• Extracted data
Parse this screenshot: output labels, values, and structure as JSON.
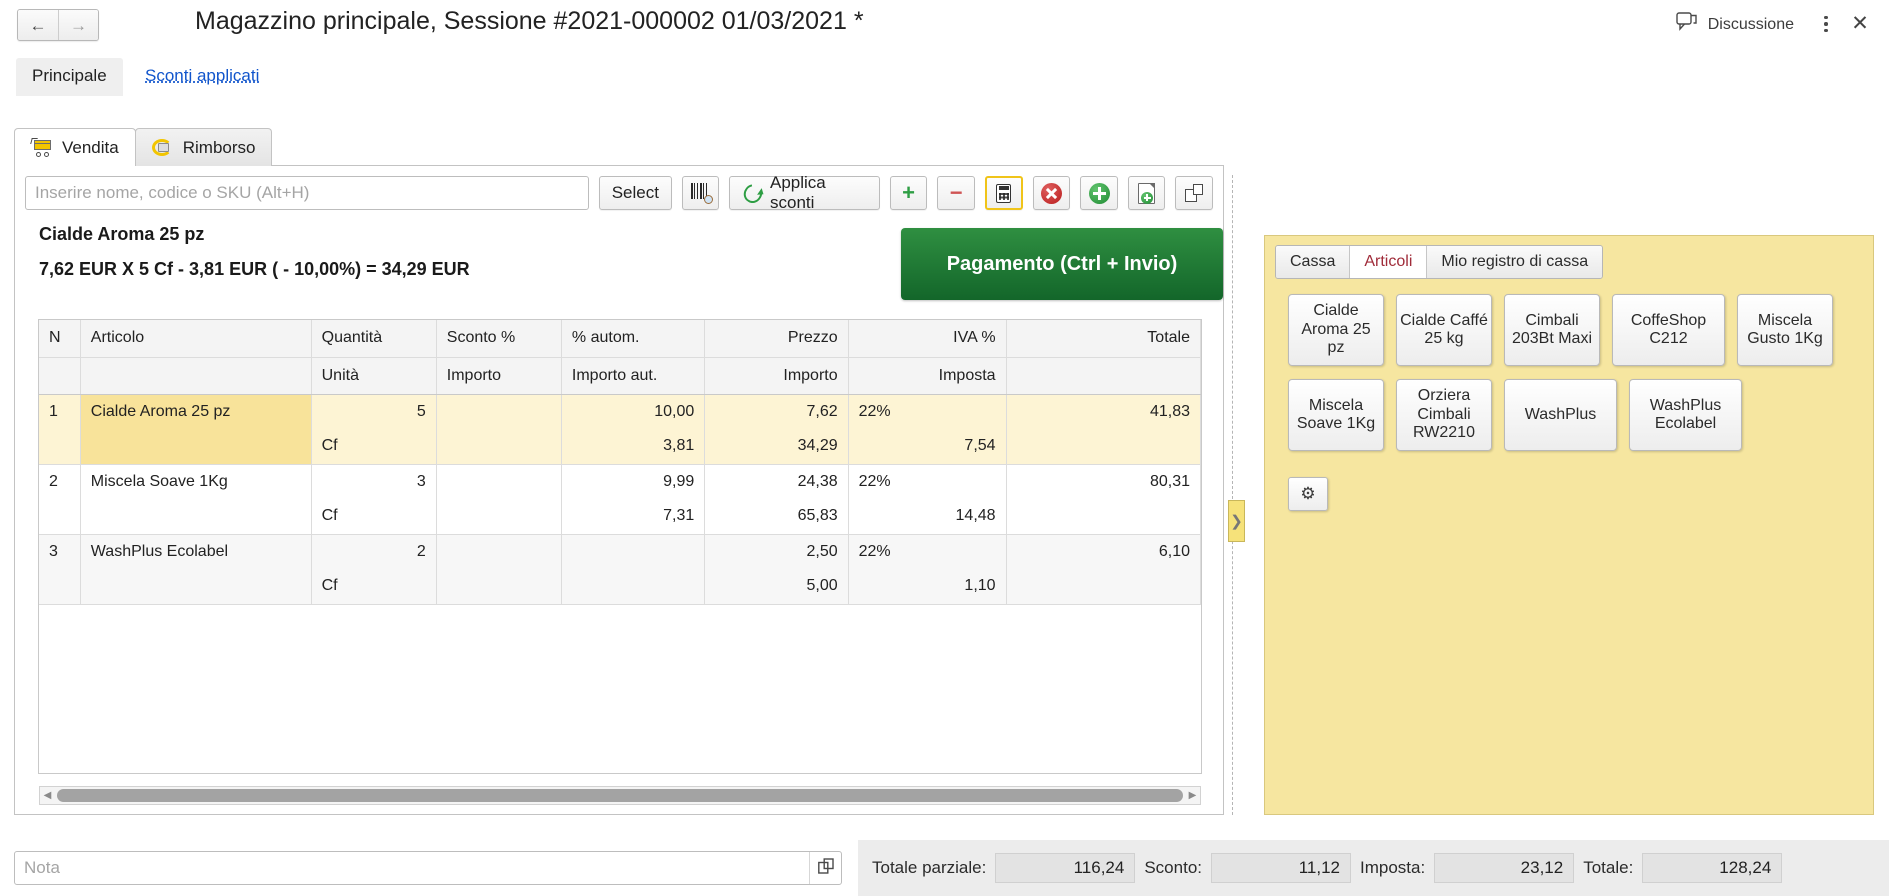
{
  "titlebar": {
    "back_icon": "arrow-left-icon",
    "forward_icon": "arrow-right-icon",
    "title": "Magazzino principale, Sessione #2021-000002 01/03/2021 *",
    "discussion_label": "Discussione",
    "discussion_icon": "chat-bubble-icon",
    "menu_icon": "kebab-menu-icon",
    "close_icon": "close-icon"
  },
  "toptabs": {
    "active": "Principale",
    "link": "Sconti applicati"
  },
  "subtabs": [
    {
      "label": "Vendita",
      "icon": "shopping-cart-icon",
      "active": true
    },
    {
      "label": "Rimborso",
      "icon": "refund-cart-icon",
      "active": false
    }
  ],
  "toolbar": {
    "search_placeholder": "Inserire nome, codice o SKU (Alt+H)",
    "search_value": "",
    "select_label": "Select",
    "barcode_icon": "barcode-scanner-icon",
    "apply_discounts_label": "Applica sconti",
    "apply_discounts_icon": "refresh-icon",
    "add_label": "+",
    "remove_label": "−",
    "calculator_icon": "calculator-icon",
    "delete_icon": "delete-circle-icon",
    "add_circle_icon": "add-circle-icon",
    "new_document_icon": "new-document-icon",
    "duplicate_icon": "duplicate-icon"
  },
  "selected_product": {
    "name": "Cialde Aroma 25 pz",
    "calculation": "7,62 EUR X 5 Cf - 3,81 EUR ( - 10,00%) = 34,29 EUR"
  },
  "payment_button": {
    "label": "Pagamento (Ctrl + Invio)",
    "color": "#1f7a33"
  },
  "grid": {
    "headers_row1": [
      "N",
      "Articolo",
      "Quantità",
      "Sconto %",
      "% autom.",
      "Prezzo",
      "IVA %",
      "Totale"
    ],
    "headers_row2": [
      "",
      "",
      "Unità",
      "Importo",
      "Importo aut.",
      "Importo",
      "Imposta",
      ""
    ],
    "rows": [
      {
        "n": "1",
        "article": "Cialde Aroma 25 pz",
        "quantity": "5",
        "discount_pct": "",
        "auto_pct": "10,00",
        "price": "7,62",
        "vat_pct": "22%",
        "total": "41,83",
        "unit": "Cf",
        "discount_amount": "",
        "auto_amount": "3,81",
        "amount": "34,29",
        "tax": "7,54",
        "selected": true
      },
      {
        "n": "2",
        "article": "Miscela Soave 1Kg",
        "quantity": "3",
        "discount_pct": "",
        "auto_pct": "9,99",
        "price": "24,38",
        "vat_pct": "22%",
        "total": "80,31",
        "unit": "Cf",
        "discount_amount": "",
        "auto_amount": "7,31",
        "amount": "65,83",
        "tax": "14,48",
        "selected": false
      },
      {
        "n": "3",
        "article": "WashPlus Ecolabel",
        "quantity": "2",
        "discount_pct": "",
        "auto_pct": "",
        "price": "2,50",
        "vat_pct": "22%",
        "total": "6,10",
        "unit": "Cf",
        "discount_amount": "",
        "auto_amount": "",
        "amount": "5,00",
        "tax": "1,10",
        "selected": false
      }
    ],
    "hscroll_left_icon": "scroll-left-arrow",
    "hscroll_right_icon": "scroll-right-arrow"
  },
  "splitter": {
    "icon": "chevron-right-icon"
  },
  "right_panel": {
    "background": "#f6e6a0",
    "tabs": [
      {
        "label": "Cassa",
        "active": false
      },
      {
        "label": "Articoli",
        "active": true
      },
      {
        "label": "Mio registro di cassa",
        "active": false
      }
    ],
    "active_tab_color": "#a02c3a",
    "products": [
      {
        "label": "Cialde Aroma 25 pz",
        "wide": false
      },
      {
        "label": "Cialde Caffé 25 kg",
        "wide": false
      },
      {
        "label": "Cimbali 203Bt Maxi",
        "wide": false
      },
      {
        "label": "CoffeShop C212",
        "wide": true
      },
      {
        "label": "Miscela Gusto 1Kg",
        "wide": false
      },
      {
        "label": "Miscela Soave 1Kg",
        "wide": false
      },
      {
        "label": "Orziera Cimbali RW2210",
        "wide": false
      },
      {
        "label": "WashPlus",
        "wide": true
      },
      {
        "label": "WashPlus Ecolabel",
        "wide": true
      }
    ],
    "settings_icon": "gear-icon"
  },
  "bottom": {
    "note_placeholder": "Nota",
    "note_value": "",
    "note_expand_icon": "expand-icon",
    "totals": [
      {
        "label": "Totale parziale:",
        "value": "116,24"
      },
      {
        "label": "Sconto:",
        "value": "11,12"
      },
      {
        "label": "Imposta:",
        "value": "23,12"
      },
      {
        "label": "Totale:",
        "value": "128,24"
      }
    ]
  }
}
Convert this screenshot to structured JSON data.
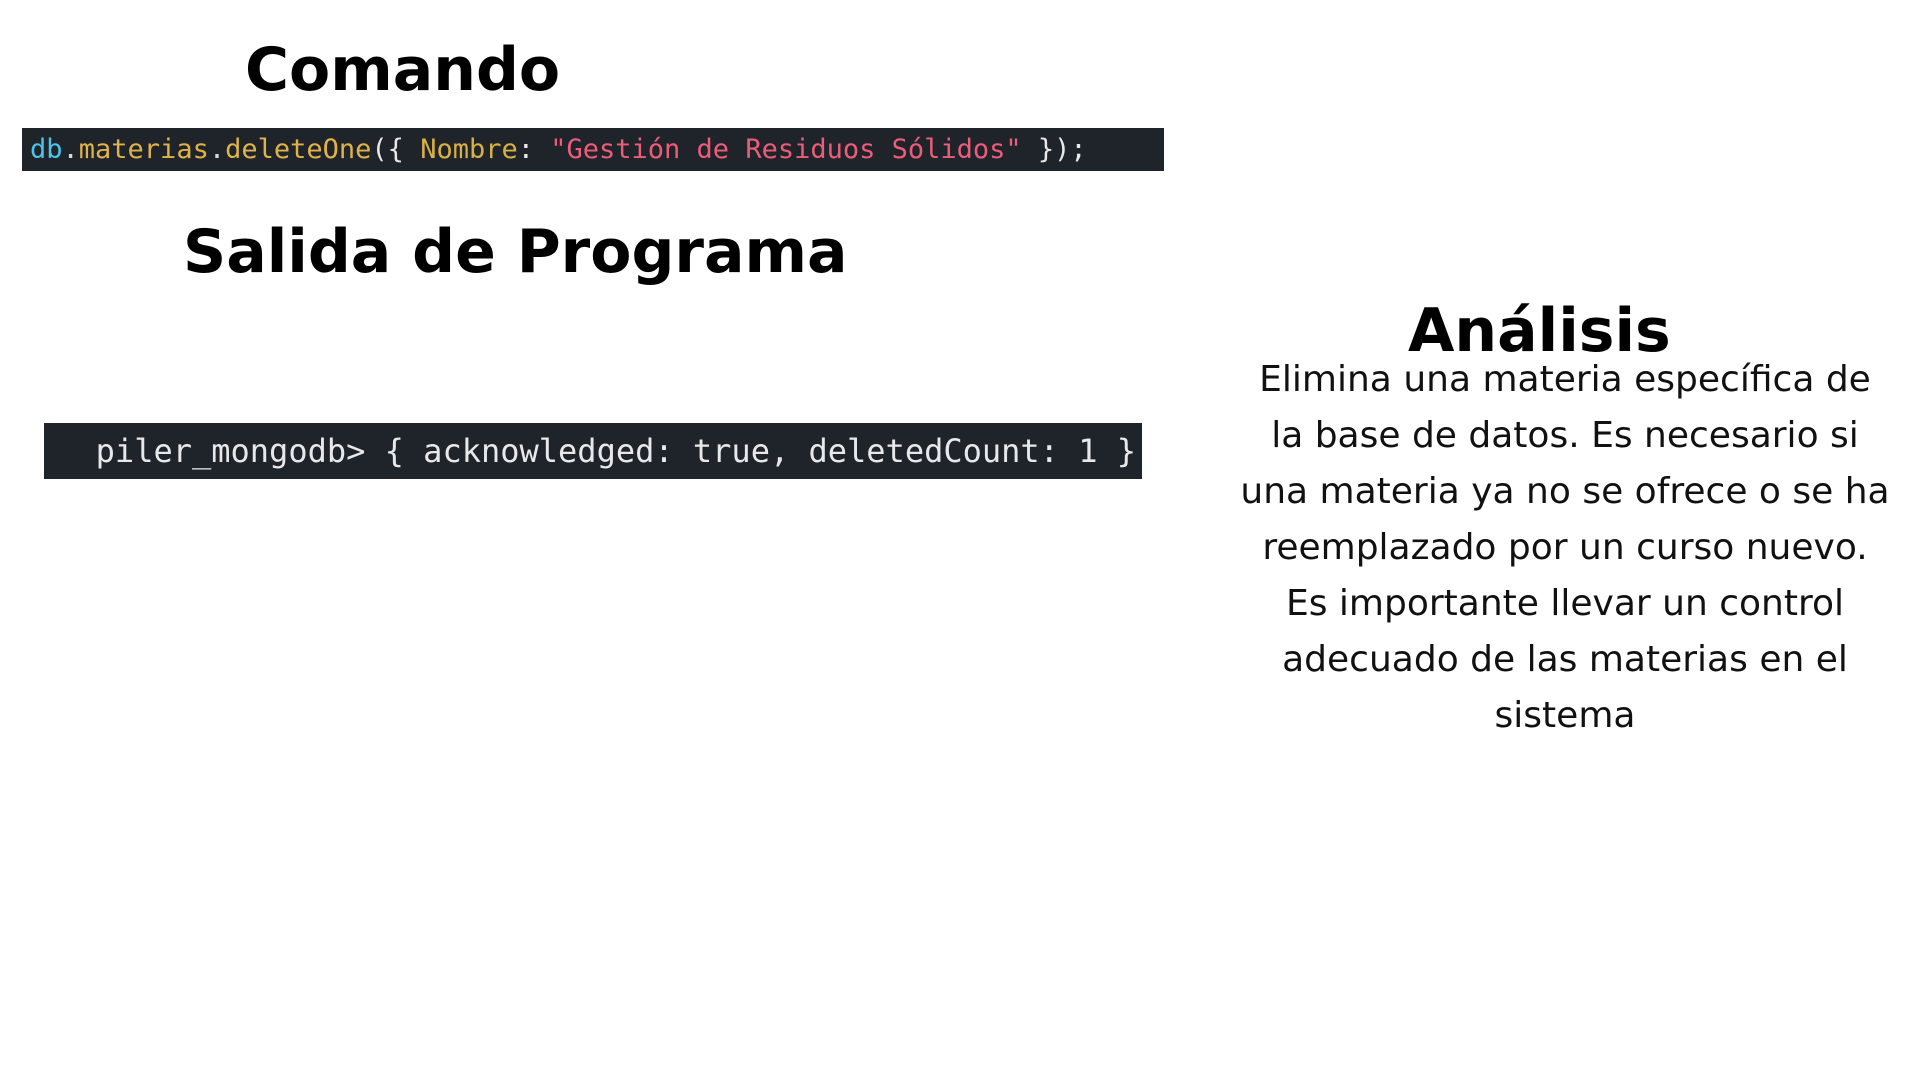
{
  "command_section": {
    "heading": "Comando",
    "code": {
      "db": "db",
      "dot1": ".",
      "collection": "materias",
      "dot2": ".",
      "method": "deleteOne",
      "open": "({ ",
      "key": "Nombre",
      "colon": ": ",
      "value": "\"Gestión de Residuos Sólidos\"",
      "close": " });"
    }
  },
  "output_section": {
    "heading": "Salida de Programa",
    "text": "piler_mongodb> { acknowledged: true, deletedCount: 1 }"
  },
  "analysis_section": {
    "heading": "Análisis",
    "body": "Elimina una materia específica de la base de datos. Es necesario si una materia ya no se ofrece o se ha reemplazado por un curso nuevo. Es importante llevar un control adecuado de las materias en el sistema"
  }
}
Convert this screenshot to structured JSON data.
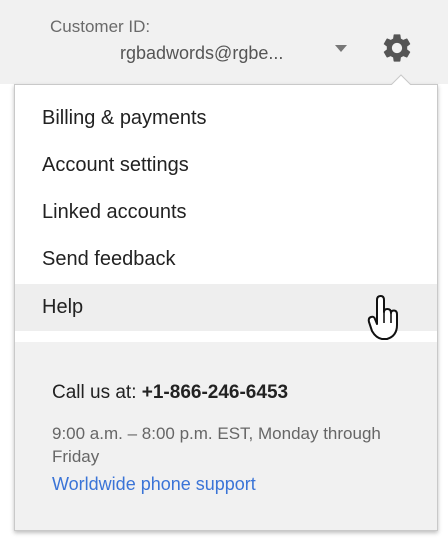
{
  "header": {
    "customer_label": "Customer ID:",
    "customer_value": "rgbadwords@rgbe...",
    "icons": {
      "dropdown": "chevron-down-icon",
      "settings": "gear-icon"
    }
  },
  "menu": {
    "items": [
      {
        "label": "Billing & payments"
      },
      {
        "label": "Account settings"
      },
      {
        "label": "Linked accounts"
      },
      {
        "label": "Send feedback"
      },
      {
        "label": "Help",
        "hovered": true
      }
    ]
  },
  "support": {
    "call_prefix": "Call us at:",
    "phone": "+1-866-246-6453",
    "hours": "9:00 a.m. – 8:00 p.m. EST, Monday through Friday",
    "link": "Worldwide phone support"
  },
  "colors": {
    "link": "#3a74d7",
    "menu_hover": "#eeeeee",
    "panel_bg": "#f1f1f1"
  }
}
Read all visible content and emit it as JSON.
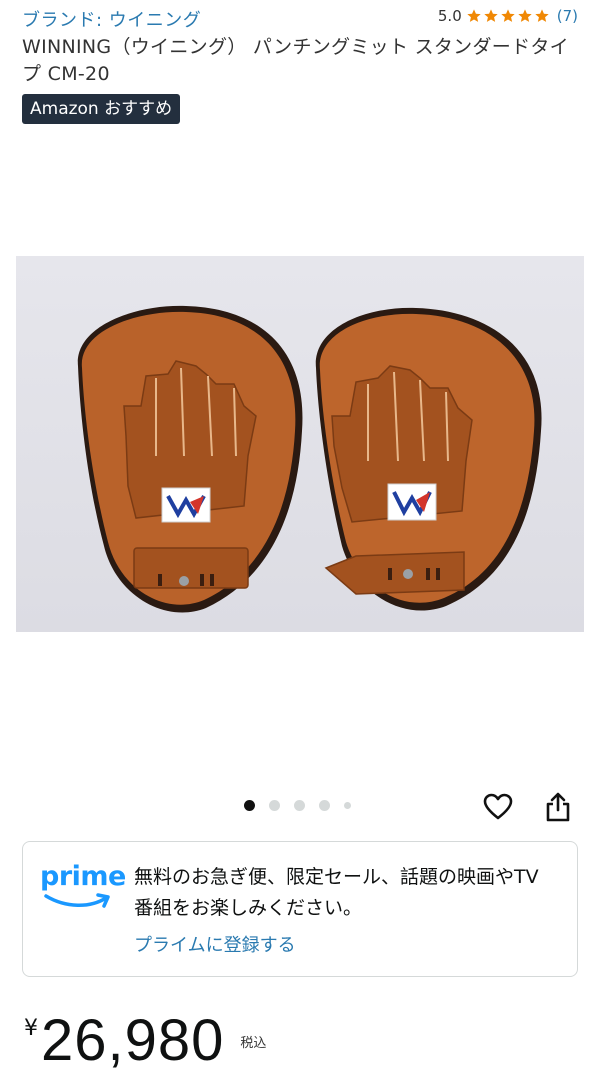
{
  "brand": {
    "link": "ブランド: ウイニング"
  },
  "rating": {
    "value": "5.0",
    "stars": 5,
    "count": "(7)",
    "star_color": "#f08804"
  },
  "product": {
    "title": "WINNING（ウイニング） パンチングミット スタンダードタイプ CM-20",
    "badge": "Amazon おすすめ"
  },
  "carousel": {
    "total": 5,
    "active_index": 0
  },
  "icons": {
    "wishlist": "heart-icon",
    "share": "share-icon"
  },
  "prime": {
    "logo_text": "prime",
    "message": "無料のお急ぎ便、限定セール、話題の映画やTV番組をお楽しみください。",
    "signup_link": "プライムに登録する",
    "brand_color": "#1a98ff"
  },
  "price": {
    "currency": "¥",
    "amount": "26,980",
    "tax_note": "税込"
  }
}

• Problem statement
Leaving aside the images, write out the entries above word for word.

• Answer for this exercise
Parse this screenshot: output labels, values, and structure as JSON.
{
  "titlebar": {
    "back_icon": "arrow-left-icon",
    "forward_icon": "arrow-right-icon",
    "title": "Magazzino principale, Sessione #2021-000002 01/03/2021 *",
    "discussion_label": "Discussione",
    "discussion_icon": "chat-bubble-icon",
    "menu_icon": "kebab-menu-icon",
    "close_icon": "close-icon"
  },
  "toptabs": {
    "active": "Principale",
    "link": "Sconti applicati"
  },
  "subtabs": [
    {
      "label": "Vendita",
      "icon": "shopping-cart-icon",
      "active": true
    },
    {
      "label": "Rimborso",
      "icon": "refund-cart-icon",
      "active": false
    }
  ],
  "toolbar": {
    "search_placeholder": "Inserire nome, codice o SKU (Alt+H)",
    "search_value": "",
    "select_label": "Select",
    "barcode_icon": "barcode-scanner-icon",
    "apply_discounts_label": "Applica sconti",
    "apply_discounts_icon": "refresh-icon",
    "add_label": "+",
    "remove_label": "−",
    "calculator_icon": "calculator-icon",
    "delete_icon": "delete-circle-icon",
    "add_circle_icon": "add-circle-icon",
    "new_document_icon": "new-document-icon",
    "duplicate_icon": "duplicate-icon"
  },
  "selected_product": {
    "name": "Cialde Aroma 25 pz",
    "calculation": "7,62 EUR X 5 Cf - 3,81 EUR ( - 10,00%) = 34,29 EUR"
  },
  "payment_button": {
    "label": "Pagamento (Ctrl + Invio)",
    "color": "#1f7a33"
  },
  "grid": {
    "headers_row1": [
      "N",
      "Articolo",
      "Quantità",
      "Sconto %",
      "% autom.",
      "Prezzo",
      "IVA %",
      "Totale"
    ],
    "headers_row2": [
      "",
      "",
      "Unità",
      "Importo",
      "Importo aut.",
      "Importo",
      "Imposta",
      ""
    ],
    "rows": [
      {
        "n": "1",
        "article": "Cialde Aroma 25 pz",
        "quantity": "5",
        "discount_pct": "",
        "auto_pct": "10,00",
        "price": "7,62",
        "vat_pct": "22%",
        "total": "41,83",
        "unit": "Cf",
        "discount_amount": "",
        "auto_amount": "3,81",
        "amount": "34,29",
        "tax": "7,54",
        "selected": true
      },
      {
        "n": "2",
        "article": "Miscela Soave 1Kg",
        "quantity": "3",
        "discount_pct": "",
        "auto_pct": "9,99",
        "price": "24,38",
        "vat_pct": "22%",
        "total": "80,31",
        "unit": "Cf",
        "discount_amount": "",
        "auto_amount": "7,31",
        "amount": "65,83",
        "tax": "14,48",
        "selected": false
      },
      {
        "n": "3",
        "article": "WashPlus Ecolabel",
        "quantity": "2",
        "discount_pct": "",
        "auto_pct": "",
        "price": "2,50",
        "vat_pct": "22%",
        "total": "6,10",
        "unit": "Cf",
        "discount_amount": "",
        "auto_amount": "",
        "amount": "5,00",
        "tax": "1,10",
        "selected": false
      }
    ],
    "hscroll_left_icon": "scroll-left-arrow",
    "hscroll_right_icon": "scroll-right-arrow"
  },
  "splitter": {
    "icon": "chevron-right-icon"
  },
  "right_panel": {
    "background": "#f6e6a0",
    "tabs": [
      {
        "label": "Cassa",
        "active": false
      },
      {
        "label": "Articoli",
        "active": true
      },
      {
        "label": "Mio registro di cassa",
        "active": false
      }
    ],
    "active_tab_color": "#a02c3a",
    "products": [
      {
        "label": "Cialde Aroma 25 pz",
        "wide": false
      },
      {
        "label": "Cialde Caffé 25 kg",
        "wide": false
      },
      {
        "label": "Cimbali 203Bt Maxi",
        "wide": false
      },
      {
        "label": "CoffeShop C212",
        "wide": true
      },
      {
        "label": "Miscela Gusto 1Kg",
        "wide": false
      },
      {
        "label": "Miscela Soave 1Kg",
        "wide": false
      },
      {
        "label": "Orziera Cimbali RW2210",
        "wide": false
      },
      {
        "label": "WashPlus",
        "wide": true
      },
      {
        "label": "WashPlus Ecolabel",
        "wide": true
      }
    ],
    "settings_icon": "gear-icon"
  },
  "bottom": {
    "note_placeholder": "Nota",
    "note_value": "",
    "note_expand_icon": "expand-icon",
    "totals": [
      {
        "label": "Totale parziale:",
        "value": "116,24"
      },
      {
        "label": "Sconto:",
        "value": "11,12"
      },
      {
        "label": "Imposta:",
        "value": "23,12"
      },
      {
        "label": "Totale:",
        "value": "128,24"
      }
    ]
  }
}
Convert this screenshot to structured JSON data.
{
  "command_section": {
    "heading": "Comando",
    "code": {
      "db": "db",
      "dot1": ".",
      "collection": "materias",
      "dot2": ".",
      "method": "deleteOne",
      "open": "({ ",
      "key": "Nombre",
      "colon": ": ",
      "value": "\"Gestión de Residuos Sólidos\"",
      "close": " });"
    }
  },
  "output_section": {
    "heading": "Salida de Programa",
    "text": "piler_mongodb> { acknowledged: true, deletedCount: 1 }"
  },
  "analysis_section": {
    "heading": "Análisis",
    "body": "Elimina una materia específica de la base de datos. Es necesario si una materia ya no se ofrece o se ha reemplazado por un curso nuevo. Es importante llevar un control adecuado de las materias en el sistema"
  }
}
Convert this screenshot to structured JSON data.
{
  "header": {
    "customer_label": "Customer ID:",
    "customer_value": "rgbadwords@rgbe...",
    "icons": {
      "dropdown": "chevron-down-icon",
      "settings": "gear-icon"
    }
  },
  "menu": {
    "items": [
      {
        "label": "Billing & payments"
      },
      {
        "label": "Account settings"
      },
      {
        "label": "Linked accounts"
      },
      {
        "label": "Send feedback"
      },
      {
        "label": "Help",
        "hovered": true
      }
    ]
  },
  "support": {
    "call_prefix": "Call us at:",
    "phone": "+1-866-246-6453",
    "hours": "9:00 a.m. – 8:00 p.m. EST, Monday through Friday",
    "link": "Worldwide phone support"
  },
  "colors": {
    "link": "#3a74d7",
    "menu_hover": "#eeeeee",
    "panel_bg": "#f1f1f1"
  }
}
Read all visible content and emit it as JSON.
{
  "brand": {
    "link": "ブランド: ウイニング"
  },
  "rating": {
    "value": "5.0",
    "stars": 5,
    "count": "(7)",
    "star_color": "#f08804"
  },
  "product": {
    "title": "WINNING（ウイニング） パンチングミット スタンダードタイプ CM-20",
    "badge": "Amazon おすすめ"
  },
  "carousel": {
    "total": 5,
    "active_index": 0
  },
  "icons": {
    "wishlist": "heart-icon",
    "share": "share-icon"
  },
  "prime": {
    "logo_text": "prime",
    "message": "無料のお急ぎ便、限定セール、話題の映画やTV番組をお楽しみください。",
    "signup_link": "プライムに登録する",
    "brand_color": "#1a98ff"
  },
  "price": {
    "currency": "¥",
    "amount": "26,980",
    "tax_note": "税込"
  }
}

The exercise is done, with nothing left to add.